Count the lines below that contain "وقال". Give only the number.

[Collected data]
>>>>

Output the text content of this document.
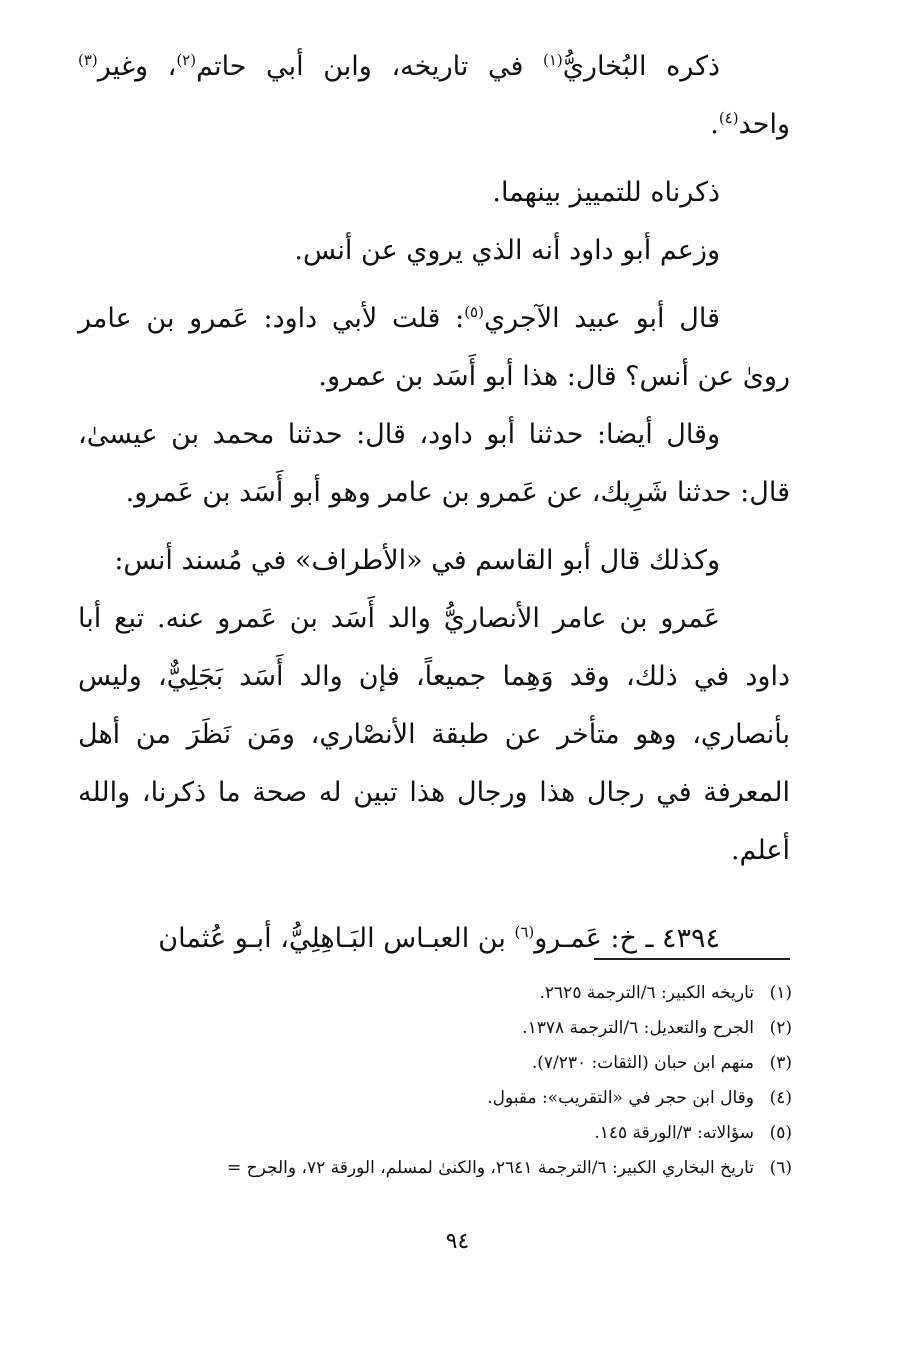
ذكره البُخاريُّ$^{(١)}$ في تاريخه، وابن أبي حاتم$^{(٢)}$، وغير$^{(٣)}$ واحد$^{(٤)}$.

ذكرناه للتمييز بينهما.

وزعم أبو داود أنه الذي يروي عن أنس.

قال أبو عبيد الآجري$^{(٥)}$: قلت لأبي داود: عَمرو بن عامر روىٰ عن أنس؟ قال: هذا أبو أَسَد بن عمرو.

وقال أيضا: حدثنا أبو داود، قال: حدثنا محمد بن عيسىٰ، قال: حدثنا شَرِيك، عن عَمرو بن عامر وهو أبو أَسَد بن عَمرو.

وكذلك قال أبو القاسم في «الأطراف» في مُسند أنس:

عَمرو بن عامر الأنصاريُّ والد أَسَد بن عَمرو عنه. تبع أبا داود في ذلك، وقد وَهِما جميعاً، فإن والد أَسَد بَجَلِيٌّ، وليس بأنصاري، وهو متأخر عن طبقة الأنصْاري، ومَن نَظَرَ من أهل المعرفة في رجال هذا ورجال هذا تبين له صحة ما ذكرنا، والله أعلم.

٤٣٩٤ ـ خ: عَمـرو$^{(٦)}$ بن العبـاس البَـاهِلِيُّ، أبـو عُثمان

(١)تاريخه الكبير: ٦/الترجمة ٢٦٢٥.

(٢)الجرح والتعديل: ٦/الترجمة ١٣٧٨.

(٣)منهم ابن حبان (الثقات: ٧/٢٣٠).

(٤)وقال ابن حجر في «التقريب»: مقبول.

(٥)سؤالاته: ٣/الورقة ١٤٥.

(٦)تاريخ البخاري الكبير: ٦/الترجمة ٢٦٤١، والكنىٰ لمسلم، الورقة ٧٢، والجرح =

٩٤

<<<<

# RESULT
2